╭─ Data rows
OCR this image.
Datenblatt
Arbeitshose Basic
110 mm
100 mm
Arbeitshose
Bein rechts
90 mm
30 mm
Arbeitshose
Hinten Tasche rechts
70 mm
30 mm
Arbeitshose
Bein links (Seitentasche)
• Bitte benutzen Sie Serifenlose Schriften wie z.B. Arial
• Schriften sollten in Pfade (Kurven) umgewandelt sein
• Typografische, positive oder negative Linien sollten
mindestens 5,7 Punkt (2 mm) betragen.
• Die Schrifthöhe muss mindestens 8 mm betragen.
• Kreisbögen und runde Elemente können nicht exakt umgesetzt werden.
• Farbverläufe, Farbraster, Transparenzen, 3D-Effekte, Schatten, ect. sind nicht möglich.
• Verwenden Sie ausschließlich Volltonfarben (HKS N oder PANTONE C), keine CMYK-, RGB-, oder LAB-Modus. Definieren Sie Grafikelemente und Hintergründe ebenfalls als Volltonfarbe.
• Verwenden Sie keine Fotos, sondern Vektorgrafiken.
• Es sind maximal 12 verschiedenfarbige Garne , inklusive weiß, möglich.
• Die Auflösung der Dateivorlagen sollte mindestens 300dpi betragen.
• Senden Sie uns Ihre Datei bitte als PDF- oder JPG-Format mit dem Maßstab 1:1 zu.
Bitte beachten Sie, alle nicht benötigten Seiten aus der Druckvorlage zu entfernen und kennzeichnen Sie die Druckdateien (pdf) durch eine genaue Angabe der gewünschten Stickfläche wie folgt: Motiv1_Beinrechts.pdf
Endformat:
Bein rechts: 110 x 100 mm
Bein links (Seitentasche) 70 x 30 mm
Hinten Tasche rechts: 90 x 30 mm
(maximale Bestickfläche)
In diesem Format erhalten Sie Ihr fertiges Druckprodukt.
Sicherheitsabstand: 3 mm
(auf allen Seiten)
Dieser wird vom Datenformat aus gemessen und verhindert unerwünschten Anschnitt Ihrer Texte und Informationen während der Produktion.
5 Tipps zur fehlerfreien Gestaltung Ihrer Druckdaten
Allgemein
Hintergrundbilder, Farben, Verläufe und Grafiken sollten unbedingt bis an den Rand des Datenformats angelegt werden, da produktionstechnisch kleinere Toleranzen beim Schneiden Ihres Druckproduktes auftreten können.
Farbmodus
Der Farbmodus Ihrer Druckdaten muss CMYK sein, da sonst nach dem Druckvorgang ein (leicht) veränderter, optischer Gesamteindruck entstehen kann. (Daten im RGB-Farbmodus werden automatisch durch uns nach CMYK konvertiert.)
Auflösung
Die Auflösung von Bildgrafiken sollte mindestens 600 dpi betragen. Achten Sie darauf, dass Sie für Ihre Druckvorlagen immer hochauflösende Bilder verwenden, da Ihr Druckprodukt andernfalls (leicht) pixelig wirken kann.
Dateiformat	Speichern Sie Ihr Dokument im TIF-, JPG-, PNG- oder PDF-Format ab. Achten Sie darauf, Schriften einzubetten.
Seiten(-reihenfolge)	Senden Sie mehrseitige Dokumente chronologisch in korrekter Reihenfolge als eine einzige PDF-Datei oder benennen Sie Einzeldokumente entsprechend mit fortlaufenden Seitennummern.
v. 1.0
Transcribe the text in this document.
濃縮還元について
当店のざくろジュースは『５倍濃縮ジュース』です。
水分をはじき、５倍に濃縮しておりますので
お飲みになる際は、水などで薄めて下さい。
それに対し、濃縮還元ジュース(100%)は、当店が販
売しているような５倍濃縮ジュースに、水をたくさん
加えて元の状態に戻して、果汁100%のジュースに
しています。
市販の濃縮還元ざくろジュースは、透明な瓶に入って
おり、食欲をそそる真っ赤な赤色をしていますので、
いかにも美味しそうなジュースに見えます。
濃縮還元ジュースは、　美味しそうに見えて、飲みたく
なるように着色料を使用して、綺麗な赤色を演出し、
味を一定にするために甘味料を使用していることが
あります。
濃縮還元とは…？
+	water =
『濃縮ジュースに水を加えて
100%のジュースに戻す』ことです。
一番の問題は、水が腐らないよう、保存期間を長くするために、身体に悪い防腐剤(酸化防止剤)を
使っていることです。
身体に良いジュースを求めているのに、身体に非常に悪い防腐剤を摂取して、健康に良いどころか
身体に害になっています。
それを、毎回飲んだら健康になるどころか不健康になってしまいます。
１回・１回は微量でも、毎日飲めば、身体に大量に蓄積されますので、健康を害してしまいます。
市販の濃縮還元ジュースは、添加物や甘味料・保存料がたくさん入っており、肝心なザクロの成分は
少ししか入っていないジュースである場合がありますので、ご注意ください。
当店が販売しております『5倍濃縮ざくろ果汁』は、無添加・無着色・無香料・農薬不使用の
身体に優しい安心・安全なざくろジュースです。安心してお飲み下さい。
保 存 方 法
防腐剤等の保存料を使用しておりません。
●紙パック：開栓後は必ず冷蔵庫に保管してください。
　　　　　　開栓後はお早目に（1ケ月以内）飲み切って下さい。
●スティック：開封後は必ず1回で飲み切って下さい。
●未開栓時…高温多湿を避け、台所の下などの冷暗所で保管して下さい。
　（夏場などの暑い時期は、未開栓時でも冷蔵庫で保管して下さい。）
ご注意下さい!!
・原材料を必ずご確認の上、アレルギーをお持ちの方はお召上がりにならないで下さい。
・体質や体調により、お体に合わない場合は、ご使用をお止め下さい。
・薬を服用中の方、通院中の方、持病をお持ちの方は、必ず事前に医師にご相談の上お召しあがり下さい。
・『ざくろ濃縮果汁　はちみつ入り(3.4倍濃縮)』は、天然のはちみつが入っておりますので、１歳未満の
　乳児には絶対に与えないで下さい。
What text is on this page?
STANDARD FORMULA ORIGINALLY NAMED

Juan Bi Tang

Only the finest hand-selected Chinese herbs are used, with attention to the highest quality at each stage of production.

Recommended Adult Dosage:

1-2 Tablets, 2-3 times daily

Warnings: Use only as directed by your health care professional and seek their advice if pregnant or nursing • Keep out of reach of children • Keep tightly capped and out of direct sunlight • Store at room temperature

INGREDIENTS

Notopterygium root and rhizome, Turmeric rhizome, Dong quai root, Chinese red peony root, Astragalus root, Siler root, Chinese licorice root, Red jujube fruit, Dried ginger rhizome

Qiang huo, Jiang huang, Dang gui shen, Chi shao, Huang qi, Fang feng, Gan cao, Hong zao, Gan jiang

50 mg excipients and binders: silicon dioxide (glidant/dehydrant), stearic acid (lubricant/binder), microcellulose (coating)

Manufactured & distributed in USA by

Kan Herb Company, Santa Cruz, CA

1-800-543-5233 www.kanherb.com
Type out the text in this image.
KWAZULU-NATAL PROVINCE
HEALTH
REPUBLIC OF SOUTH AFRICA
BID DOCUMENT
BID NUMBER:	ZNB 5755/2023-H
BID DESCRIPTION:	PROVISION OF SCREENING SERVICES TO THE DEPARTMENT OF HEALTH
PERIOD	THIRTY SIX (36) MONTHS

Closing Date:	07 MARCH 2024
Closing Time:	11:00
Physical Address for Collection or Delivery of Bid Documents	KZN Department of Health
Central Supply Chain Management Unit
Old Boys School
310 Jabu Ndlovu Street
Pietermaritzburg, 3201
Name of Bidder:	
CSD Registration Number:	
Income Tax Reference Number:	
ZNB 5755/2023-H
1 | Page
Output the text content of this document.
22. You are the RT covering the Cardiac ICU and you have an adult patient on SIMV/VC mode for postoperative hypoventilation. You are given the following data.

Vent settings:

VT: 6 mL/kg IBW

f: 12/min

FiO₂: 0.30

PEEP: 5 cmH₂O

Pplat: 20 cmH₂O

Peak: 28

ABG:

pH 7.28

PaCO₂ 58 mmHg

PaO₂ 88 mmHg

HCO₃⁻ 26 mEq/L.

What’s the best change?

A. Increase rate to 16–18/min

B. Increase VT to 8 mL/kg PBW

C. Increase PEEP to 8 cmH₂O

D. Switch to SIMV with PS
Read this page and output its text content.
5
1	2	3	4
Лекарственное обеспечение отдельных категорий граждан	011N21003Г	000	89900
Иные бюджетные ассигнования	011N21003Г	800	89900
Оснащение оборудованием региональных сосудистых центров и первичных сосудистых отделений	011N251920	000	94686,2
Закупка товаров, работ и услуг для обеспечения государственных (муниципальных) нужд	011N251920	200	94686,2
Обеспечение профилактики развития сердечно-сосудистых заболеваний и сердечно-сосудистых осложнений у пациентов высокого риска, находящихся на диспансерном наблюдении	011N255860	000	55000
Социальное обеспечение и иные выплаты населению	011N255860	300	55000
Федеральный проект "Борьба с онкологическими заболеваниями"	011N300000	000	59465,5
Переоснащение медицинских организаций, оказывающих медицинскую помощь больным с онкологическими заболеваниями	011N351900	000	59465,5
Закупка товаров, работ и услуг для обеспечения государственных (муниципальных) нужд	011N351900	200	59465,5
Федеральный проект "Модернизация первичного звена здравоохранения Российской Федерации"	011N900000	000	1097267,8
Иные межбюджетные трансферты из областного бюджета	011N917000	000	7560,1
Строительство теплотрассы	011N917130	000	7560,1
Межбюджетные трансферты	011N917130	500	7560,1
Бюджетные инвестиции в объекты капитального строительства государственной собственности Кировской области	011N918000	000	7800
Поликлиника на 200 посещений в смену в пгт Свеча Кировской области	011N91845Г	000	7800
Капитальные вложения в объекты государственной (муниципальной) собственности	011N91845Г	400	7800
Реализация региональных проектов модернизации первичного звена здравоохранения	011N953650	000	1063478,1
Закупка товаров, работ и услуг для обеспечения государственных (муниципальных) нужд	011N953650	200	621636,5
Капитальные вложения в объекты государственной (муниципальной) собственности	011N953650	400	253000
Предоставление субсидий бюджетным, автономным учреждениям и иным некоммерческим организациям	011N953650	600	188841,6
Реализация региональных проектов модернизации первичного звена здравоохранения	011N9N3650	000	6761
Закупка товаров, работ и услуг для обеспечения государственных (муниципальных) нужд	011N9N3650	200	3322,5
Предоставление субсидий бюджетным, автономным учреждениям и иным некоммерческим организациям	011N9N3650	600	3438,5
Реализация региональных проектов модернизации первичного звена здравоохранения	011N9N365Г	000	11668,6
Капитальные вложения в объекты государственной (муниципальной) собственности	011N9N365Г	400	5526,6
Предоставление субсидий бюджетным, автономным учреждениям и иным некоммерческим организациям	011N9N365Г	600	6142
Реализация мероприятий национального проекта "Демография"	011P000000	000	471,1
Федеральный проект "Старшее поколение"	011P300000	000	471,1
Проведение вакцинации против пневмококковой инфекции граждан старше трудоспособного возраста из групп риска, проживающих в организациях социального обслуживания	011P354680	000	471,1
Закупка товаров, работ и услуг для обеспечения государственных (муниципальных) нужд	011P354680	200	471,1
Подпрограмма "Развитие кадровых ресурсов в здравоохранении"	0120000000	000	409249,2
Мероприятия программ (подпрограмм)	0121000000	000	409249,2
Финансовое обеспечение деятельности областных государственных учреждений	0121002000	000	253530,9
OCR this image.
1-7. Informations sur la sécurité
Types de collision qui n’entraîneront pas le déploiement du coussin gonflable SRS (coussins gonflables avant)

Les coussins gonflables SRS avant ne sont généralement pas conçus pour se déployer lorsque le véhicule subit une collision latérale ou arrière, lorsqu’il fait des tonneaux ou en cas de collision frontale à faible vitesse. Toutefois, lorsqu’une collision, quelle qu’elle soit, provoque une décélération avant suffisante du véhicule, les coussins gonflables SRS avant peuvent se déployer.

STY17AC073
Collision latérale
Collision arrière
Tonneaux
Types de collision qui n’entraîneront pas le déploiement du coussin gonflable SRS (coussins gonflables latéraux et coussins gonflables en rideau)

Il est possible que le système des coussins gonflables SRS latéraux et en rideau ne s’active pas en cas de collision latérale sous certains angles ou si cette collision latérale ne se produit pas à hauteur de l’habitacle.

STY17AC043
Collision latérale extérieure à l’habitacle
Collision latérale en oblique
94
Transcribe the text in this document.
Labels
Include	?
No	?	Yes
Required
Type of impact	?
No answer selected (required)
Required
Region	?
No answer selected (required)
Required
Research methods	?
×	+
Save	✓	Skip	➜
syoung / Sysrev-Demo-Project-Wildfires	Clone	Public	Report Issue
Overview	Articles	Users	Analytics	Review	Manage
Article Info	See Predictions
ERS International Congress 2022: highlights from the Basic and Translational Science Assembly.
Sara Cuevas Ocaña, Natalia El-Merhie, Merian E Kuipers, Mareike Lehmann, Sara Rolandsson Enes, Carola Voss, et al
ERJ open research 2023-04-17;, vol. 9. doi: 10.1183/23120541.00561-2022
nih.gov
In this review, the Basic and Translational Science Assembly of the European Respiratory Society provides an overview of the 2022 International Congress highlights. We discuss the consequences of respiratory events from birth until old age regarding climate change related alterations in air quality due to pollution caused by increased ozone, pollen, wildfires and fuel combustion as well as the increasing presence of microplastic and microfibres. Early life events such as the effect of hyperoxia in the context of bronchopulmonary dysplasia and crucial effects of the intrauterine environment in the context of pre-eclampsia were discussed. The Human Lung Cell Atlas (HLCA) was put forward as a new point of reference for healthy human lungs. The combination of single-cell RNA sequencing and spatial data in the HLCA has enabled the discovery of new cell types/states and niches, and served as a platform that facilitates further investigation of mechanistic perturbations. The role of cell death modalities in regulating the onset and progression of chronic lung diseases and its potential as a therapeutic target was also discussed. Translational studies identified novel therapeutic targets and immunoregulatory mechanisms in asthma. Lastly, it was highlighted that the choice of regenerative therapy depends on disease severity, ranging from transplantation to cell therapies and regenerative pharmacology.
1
╰─
What you need to do:
List every line above containing the word "keine".

The answer:
• Verwenden Sie ausschließlich Volltonfarben (HKS N oder PANTONE C), keine CMYK-, RGB-, oder LAB-Modus. Definieren Sie Grafikelemente und Hintergründe ebenfalls als Volltonfarbe.
• Verwenden Sie keine Fotos, sondern Vektorgrafiken.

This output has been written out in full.